Exercise details: Copy the records below exactly, omitting any pictures they contain.

Dataset entries
▬▬▬▬▬▬

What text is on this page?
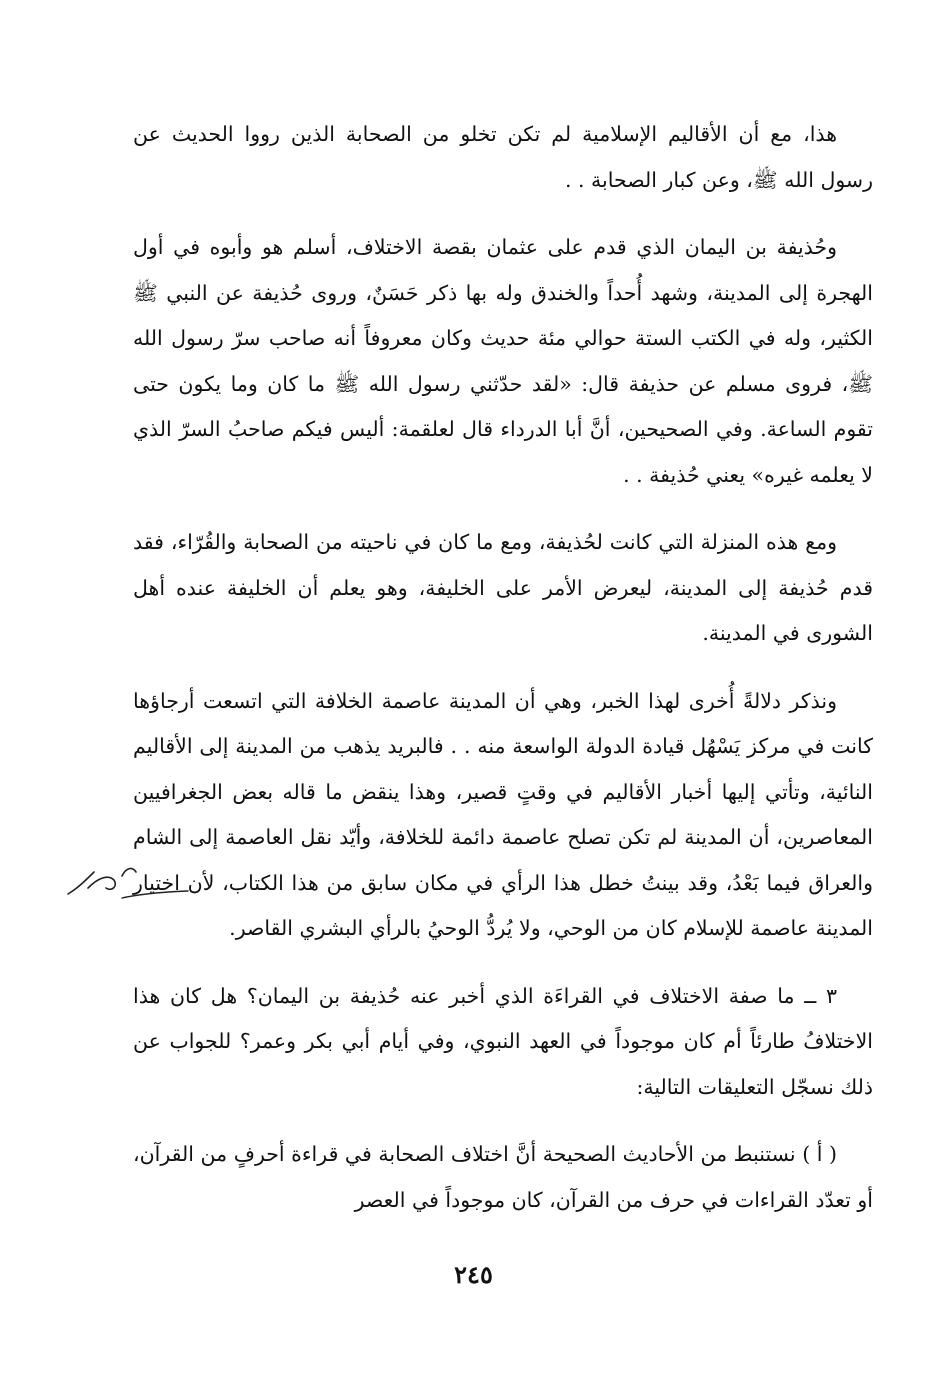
هذا، مع أن الأقاليم الإسلامية لم تكن تخلو من الصحابة الذين رووا الحديث عن رسول الله ﷺ، وعن كبار الصحابة . .

وحُذيفة بن اليمان الذي قدم على عثمان بقصة الاختلاف، أسلم هو وأبوه في أول الهجرة إلى المدينة، وشهد أُحداً والخندق وله بها ذكر حَسَنٌ، وروى حُذيفة عن النبي ﷺ الكثير، وله في الكتب الستة حوالي مئة حديث وكان معروفاً أنه صاحب سرّ رسول الله ﷺ، فروى مسلم عن حذيفة قال: «لقد حدّثني رسول الله ﷺ ما كان وما يكون حتى تقوم الساعة. وفي الصحيحين، أنَّ أبا الدرداء قال لعلقمة: أليس فيكم صاحبُ السرّ الذي لا يعلمه غيره» يعني حُذيفة . .

ومع هذه المنزلة التي كانت لحُذيفة، ومع ما كان في ناحيته من الصحابة والقُرّاء، فقد قدم حُذيفة إلى المدينة، ليعرض الأمر على الخليفة، وهو يعلم أن الخليفة عنده أهل الشورى في المدينة.

ونذكر دلالةً أُخرى لهذا الخبر، وهي أن المدينة عاصمة الخلافة التي اتسعت أرجاؤها كانت في مركز يَسْهُل قيادة الدولة الواسعة منه . . فالبريد يذهب من المدينة إلى الأقاليم النائية، وتأتي إليها أخبار الأقاليم في وقتٍ قصير، وهذا ينقض ما قاله بعض الجغرافيين المعاصرين، أن المدينة لم تكن تصلح عاصمة دائمة للخلافة، وأيّد نقل العاصمة إلى الشام والعراق فيما بَعْدُ، وقد بينتُ خطل هذا الرأي في مكان سابق من هذا الكتاب، لأن اختيار المدينة عاصمة للإسلام كان من الوحي، ولا يُردُّ الوحيُ بالرأي البشري القاصر.

٣ ــ ما صفة الاختلاف في القراءَة الذي أخبر عنه حُذيفة بن اليمان؟ هل كان هذا الاختلافُ طارئاً أم كان موجوداً في العهد النبوي، وفي أيام أبي بكر وعمر؟ للجواب عن ذلك نسجّل التعليقات التالية:

( أ ) نستنبط من الأحاديث الصحيحة أنَّ اختلاف الصحابة في قراءة أحرفٍ من القرآن، أو تعدّد القراءات في حرف من القرآن، كان موجوداً في العصر

٢٤٥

▬▬▬▬▬▬

Task response:
What text is on this page?
هذا، مع أن الأقاليم الإسلامية لم تكن تخلو من الصحابة الذين رووا الحديث عن رسول الله ﷺ، وعن كبار الصحابة . .

وحُذيفة بن اليمان الذي قدم على عثمان بقصة الاختلاف، أسلم هو وأبوه في أول الهجرة إلى المدينة، وشهد أُحداً والخندق وله بها ذكر حَسَنٌ، وروى حُذيفة عن النبي ﷺ الكثير، وله في الكتب الستة حوالي مئة حديث وكان معروفاً أنه صاحب سرّ رسول الله ﷺ، فروى مسلم عن حذيفة قال: «لقد حدّثني رسول الله ﷺ ما كان وما يكون حتى تقوم الساعة. وفي الصحيحين، أنَّ أبا الدرداء قال لعلقمة: أليس فيكم صاحبُ السرّ الذي لا يعلمه غيره» يعني حُذيفة . .

ومع هذه المنزلة التي كانت لحُذيفة، ومع ما كان في ناحيته من الصحابة والقُرّاء، فقد قدم حُذيفة إلى المدينة، ليعرض الأمر على الخليفة، وهو يعلم أن الخليفة عنده أهل الشورى في المدينة.

ونذكر دلالةً أُخرى لهذا الخبر، وهي أن المدينة عاصمة الخلافة التي اتسعت أرجاؤها كانت في مركز يَسْهُل قيادة الدولة الواسعة منه . . فالبريد يذهب من المدينة إلى الأقاليم النائية، وتأتي إليها أخبار الأقاليم في وقتٍ قصير، وهذا ينقض ما قاله بعض الجغرافيين المعاصرين، أن المدينة لم تكن تصلح عاصمة دائمة للخلافة، وأيّد نقل العاصمة إلى الشام والعراق فيما بَعْدُ، وقد بينتُ خطل هذا الرأي في مكان سابق من هذا الكتاب، لأن اختيار المدينة عاصمة للإسلام كان من الوحي، ولا يُردُّ الوحيُ بالرأي البشري القاصر.

٣ ــ ما صفة الاختلاف في القراءَة الذي أخبر عنه حُذيفة بن اليمان؟ هل كان هذا الاختلافُ طارئاً أم كان موجوداً في العهد النبوي، وفي أيام أبي بكر وعمر؟ للجواب عن ذلك نسجّل التعليقات التالية:

( أ ) نستنبط من الأحاديث الصحيحة أنَّ اختلاف الصحابة في قراءة أحرفٍ من القرآن، أو تعدّد القراءات في حرف من القرآن، كان موجوداً في العصر

٢٤٥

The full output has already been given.